Quote exactly, and only, the lines from the one with "Extract the structured" through the end of the listing.

[start Extracted records]

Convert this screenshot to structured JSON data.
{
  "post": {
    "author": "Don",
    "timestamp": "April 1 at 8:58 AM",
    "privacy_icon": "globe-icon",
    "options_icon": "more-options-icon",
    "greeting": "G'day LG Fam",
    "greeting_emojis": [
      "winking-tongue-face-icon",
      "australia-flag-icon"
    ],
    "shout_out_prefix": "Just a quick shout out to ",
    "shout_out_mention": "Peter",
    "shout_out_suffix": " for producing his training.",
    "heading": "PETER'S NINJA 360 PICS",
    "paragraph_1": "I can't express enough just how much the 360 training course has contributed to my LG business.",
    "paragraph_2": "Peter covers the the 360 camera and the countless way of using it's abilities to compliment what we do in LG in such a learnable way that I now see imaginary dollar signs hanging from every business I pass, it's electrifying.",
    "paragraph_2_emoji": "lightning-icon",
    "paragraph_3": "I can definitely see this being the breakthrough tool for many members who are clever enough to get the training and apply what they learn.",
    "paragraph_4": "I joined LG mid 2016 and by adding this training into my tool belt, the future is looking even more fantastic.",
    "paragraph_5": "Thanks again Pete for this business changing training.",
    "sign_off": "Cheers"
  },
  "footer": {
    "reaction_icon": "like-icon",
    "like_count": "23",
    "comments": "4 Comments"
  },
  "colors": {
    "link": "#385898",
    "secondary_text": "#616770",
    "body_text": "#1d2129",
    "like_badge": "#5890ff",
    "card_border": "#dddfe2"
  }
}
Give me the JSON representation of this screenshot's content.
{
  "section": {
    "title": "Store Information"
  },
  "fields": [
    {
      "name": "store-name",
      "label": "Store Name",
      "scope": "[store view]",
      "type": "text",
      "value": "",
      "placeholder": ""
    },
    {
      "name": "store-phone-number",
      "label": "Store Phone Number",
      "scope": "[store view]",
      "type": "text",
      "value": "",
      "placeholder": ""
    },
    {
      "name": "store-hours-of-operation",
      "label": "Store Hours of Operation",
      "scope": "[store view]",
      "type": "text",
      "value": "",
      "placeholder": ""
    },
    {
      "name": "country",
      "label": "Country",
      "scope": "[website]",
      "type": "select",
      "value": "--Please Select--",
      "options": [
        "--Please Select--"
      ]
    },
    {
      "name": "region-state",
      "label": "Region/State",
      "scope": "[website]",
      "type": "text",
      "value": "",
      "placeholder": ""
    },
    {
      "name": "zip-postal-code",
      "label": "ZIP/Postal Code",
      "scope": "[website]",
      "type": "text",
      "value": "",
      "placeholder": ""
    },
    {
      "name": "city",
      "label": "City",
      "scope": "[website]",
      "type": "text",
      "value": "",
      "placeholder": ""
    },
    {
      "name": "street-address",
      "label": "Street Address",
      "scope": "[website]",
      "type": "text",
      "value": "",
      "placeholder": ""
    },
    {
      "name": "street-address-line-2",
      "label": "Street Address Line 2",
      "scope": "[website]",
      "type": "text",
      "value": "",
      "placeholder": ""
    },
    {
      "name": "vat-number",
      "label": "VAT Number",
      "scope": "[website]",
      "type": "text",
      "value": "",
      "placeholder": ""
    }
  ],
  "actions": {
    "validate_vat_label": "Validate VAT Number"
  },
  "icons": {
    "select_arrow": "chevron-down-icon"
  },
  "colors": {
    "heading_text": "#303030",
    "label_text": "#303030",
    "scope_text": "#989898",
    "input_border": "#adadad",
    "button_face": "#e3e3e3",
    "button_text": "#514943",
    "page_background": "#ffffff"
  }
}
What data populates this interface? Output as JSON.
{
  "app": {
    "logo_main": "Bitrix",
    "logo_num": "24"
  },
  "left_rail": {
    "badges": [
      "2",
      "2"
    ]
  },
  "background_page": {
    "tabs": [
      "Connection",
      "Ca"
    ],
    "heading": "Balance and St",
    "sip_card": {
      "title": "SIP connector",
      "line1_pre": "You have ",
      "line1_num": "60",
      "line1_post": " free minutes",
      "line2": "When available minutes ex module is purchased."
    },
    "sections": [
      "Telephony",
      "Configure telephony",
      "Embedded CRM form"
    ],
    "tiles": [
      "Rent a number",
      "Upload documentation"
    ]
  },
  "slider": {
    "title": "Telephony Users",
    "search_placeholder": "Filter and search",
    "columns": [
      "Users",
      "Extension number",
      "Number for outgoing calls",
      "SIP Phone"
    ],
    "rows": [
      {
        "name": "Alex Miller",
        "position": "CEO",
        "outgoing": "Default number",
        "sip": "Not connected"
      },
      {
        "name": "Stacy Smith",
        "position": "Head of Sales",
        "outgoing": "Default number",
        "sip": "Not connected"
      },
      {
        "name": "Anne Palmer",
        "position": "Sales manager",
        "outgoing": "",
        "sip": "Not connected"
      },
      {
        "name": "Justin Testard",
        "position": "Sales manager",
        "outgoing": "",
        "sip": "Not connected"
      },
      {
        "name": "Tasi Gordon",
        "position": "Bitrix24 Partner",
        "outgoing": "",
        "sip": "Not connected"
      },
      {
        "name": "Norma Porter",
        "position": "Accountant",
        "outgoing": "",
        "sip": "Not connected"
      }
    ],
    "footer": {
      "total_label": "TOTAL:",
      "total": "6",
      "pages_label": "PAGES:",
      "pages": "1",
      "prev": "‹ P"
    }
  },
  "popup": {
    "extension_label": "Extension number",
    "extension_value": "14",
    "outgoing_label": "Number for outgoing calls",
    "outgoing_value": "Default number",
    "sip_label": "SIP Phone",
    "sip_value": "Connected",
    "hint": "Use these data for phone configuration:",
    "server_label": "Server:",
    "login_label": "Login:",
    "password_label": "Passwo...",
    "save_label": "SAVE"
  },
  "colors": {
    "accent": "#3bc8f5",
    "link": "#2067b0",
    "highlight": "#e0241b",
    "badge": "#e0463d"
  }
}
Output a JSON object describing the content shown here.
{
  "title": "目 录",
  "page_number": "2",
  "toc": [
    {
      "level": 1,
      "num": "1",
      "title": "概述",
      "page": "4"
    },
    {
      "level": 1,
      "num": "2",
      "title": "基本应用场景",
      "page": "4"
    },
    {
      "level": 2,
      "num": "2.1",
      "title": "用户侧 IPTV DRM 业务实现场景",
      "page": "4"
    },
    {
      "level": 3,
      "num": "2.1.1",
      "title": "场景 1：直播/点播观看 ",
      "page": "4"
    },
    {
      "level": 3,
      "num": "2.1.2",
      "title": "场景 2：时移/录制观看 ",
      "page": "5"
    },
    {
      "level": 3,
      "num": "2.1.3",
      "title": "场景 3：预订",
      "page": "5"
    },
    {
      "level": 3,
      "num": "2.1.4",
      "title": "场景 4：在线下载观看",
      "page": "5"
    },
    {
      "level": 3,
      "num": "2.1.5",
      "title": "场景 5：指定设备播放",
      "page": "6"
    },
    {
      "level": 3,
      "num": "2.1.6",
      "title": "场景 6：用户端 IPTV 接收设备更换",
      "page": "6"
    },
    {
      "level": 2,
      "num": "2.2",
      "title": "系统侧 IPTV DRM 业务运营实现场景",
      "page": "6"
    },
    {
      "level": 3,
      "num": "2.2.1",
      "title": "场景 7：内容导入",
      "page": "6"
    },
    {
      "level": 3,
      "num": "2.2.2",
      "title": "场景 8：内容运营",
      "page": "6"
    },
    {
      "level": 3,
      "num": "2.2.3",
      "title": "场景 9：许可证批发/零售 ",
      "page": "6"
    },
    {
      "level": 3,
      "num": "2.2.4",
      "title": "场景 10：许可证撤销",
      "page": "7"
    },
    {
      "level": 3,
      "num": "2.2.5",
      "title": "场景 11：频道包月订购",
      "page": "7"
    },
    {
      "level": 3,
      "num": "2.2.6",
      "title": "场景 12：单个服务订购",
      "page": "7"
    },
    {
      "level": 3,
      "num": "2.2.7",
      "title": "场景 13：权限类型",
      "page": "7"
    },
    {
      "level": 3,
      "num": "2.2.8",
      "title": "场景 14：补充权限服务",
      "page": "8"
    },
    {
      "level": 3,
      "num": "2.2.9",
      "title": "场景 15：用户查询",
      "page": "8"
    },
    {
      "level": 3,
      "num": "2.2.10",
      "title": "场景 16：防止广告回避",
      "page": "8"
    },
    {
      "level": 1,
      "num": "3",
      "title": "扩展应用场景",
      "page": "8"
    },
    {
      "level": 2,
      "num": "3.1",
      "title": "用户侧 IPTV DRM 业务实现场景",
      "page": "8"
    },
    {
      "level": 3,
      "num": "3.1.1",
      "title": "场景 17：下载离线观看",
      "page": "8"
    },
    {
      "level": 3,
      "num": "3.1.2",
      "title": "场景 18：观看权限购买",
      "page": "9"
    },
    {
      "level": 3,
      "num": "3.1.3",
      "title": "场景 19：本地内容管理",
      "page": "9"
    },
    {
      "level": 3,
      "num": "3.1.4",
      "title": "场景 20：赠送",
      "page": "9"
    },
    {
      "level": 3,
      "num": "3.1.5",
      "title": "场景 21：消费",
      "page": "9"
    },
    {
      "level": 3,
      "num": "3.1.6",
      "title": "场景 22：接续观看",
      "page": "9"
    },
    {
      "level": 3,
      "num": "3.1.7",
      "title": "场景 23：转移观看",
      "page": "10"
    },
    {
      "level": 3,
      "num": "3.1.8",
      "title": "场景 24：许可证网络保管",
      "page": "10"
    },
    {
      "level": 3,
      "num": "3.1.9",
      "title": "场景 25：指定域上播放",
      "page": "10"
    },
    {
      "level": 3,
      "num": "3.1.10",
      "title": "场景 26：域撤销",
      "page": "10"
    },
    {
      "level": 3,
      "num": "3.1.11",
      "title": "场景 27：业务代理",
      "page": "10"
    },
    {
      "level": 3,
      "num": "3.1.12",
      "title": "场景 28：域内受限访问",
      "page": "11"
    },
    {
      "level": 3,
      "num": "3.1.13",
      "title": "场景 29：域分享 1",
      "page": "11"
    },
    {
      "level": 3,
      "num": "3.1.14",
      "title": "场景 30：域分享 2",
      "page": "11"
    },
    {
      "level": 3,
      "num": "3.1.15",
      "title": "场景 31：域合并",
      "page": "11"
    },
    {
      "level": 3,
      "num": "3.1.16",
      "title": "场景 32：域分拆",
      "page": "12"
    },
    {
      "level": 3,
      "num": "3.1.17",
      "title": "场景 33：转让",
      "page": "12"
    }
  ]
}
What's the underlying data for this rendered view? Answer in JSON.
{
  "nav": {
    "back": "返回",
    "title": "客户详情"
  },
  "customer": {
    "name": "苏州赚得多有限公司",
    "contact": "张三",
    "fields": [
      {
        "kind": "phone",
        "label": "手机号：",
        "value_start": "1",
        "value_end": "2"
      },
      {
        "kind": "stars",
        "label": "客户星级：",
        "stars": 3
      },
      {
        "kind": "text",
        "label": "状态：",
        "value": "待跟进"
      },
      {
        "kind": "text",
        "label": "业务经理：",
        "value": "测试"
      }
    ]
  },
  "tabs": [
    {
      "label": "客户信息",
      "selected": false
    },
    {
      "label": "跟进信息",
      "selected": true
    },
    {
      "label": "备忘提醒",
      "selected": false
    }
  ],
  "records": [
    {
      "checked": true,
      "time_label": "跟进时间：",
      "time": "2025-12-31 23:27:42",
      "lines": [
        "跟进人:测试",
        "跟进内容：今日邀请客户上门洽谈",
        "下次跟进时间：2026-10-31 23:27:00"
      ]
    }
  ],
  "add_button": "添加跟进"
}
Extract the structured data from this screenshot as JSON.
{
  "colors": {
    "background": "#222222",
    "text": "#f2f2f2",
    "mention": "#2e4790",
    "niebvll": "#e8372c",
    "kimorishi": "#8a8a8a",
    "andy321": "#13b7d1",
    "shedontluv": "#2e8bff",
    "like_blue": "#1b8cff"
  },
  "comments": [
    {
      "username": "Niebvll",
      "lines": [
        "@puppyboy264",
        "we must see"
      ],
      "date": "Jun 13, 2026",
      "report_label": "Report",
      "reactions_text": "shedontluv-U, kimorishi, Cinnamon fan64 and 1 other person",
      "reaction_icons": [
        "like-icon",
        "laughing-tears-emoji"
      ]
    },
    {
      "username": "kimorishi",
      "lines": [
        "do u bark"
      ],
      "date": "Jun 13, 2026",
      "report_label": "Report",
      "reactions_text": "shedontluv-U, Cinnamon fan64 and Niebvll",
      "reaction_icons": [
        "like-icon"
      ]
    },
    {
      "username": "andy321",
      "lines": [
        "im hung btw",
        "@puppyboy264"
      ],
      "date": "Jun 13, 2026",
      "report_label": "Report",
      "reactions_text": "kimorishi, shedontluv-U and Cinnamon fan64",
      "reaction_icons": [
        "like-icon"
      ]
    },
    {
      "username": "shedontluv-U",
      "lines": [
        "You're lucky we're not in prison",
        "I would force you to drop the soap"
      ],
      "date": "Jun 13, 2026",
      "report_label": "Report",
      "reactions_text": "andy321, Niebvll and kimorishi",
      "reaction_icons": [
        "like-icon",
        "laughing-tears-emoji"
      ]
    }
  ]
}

[end Extracted records]

▶ **Final answer**
Extract the structured data from this screenshot as JSON.
{
  "colors": {
    "background": "#222222",
    "text": "#f2f2f2",
    "mention": "#2e4790",
    "niebvll": "#e8372c",
    "kimorishi": "#8a8a8a",
    "andy321": "#13b7d1",
    "shedontluv": "#2e8bff",
    "like_blue": "#1b8cff"
  },
  "comments": [
    {
      "username": "Niebvll",
      "lines": [
        "@puppyboy264",
        "we must see"
      ],
      "date": "Jun 13, 2026",
      "report_label": "Report",
      "reactions_text": "shedontluv-U, kimorishi, Cinnamon fan64 and 1 other person",
      "reaction_icons": [
        "like-icon",
        "laughing-tears-emoji"
      ]
    },
    {
      "username": "kimorishi",
      "lines": [
        "do u bark"
      ],
      "date": "Jun 13, 2026",
      "report_label": "Report",
      "reactions_text": "shedontluv-U, Cinnamon fan64 and Niebvll",
      "reaction_icons": [
        "like-icon"
      ]
    },
    {
      "username": "andy321",
      "lines": [
        "im hung btw",
        "@puppyboy264"
      ],
      "date": "Jun 13, 2026",
      "report_label": "Report",
      "reactions_text": "kimorishi, shedontluv-U and Cinnamon fan64",
      "reaction_icons": [
        "like-icon"
      ]
    },
    {
      "username": "shedontluv-U",
      "lines": [
        "You're lucky we're not in prison",
        "I would force you to drop the soap"
      ],
      "date": "Jun 13, 2026",
      "report_label": "Report",
      "reactions_text": "andy321, Niebvll and kimorishi",
      "reaction_icons": [
        "like-icon",
        "laughing-tears-emoji"
      ]
    }
  ]
}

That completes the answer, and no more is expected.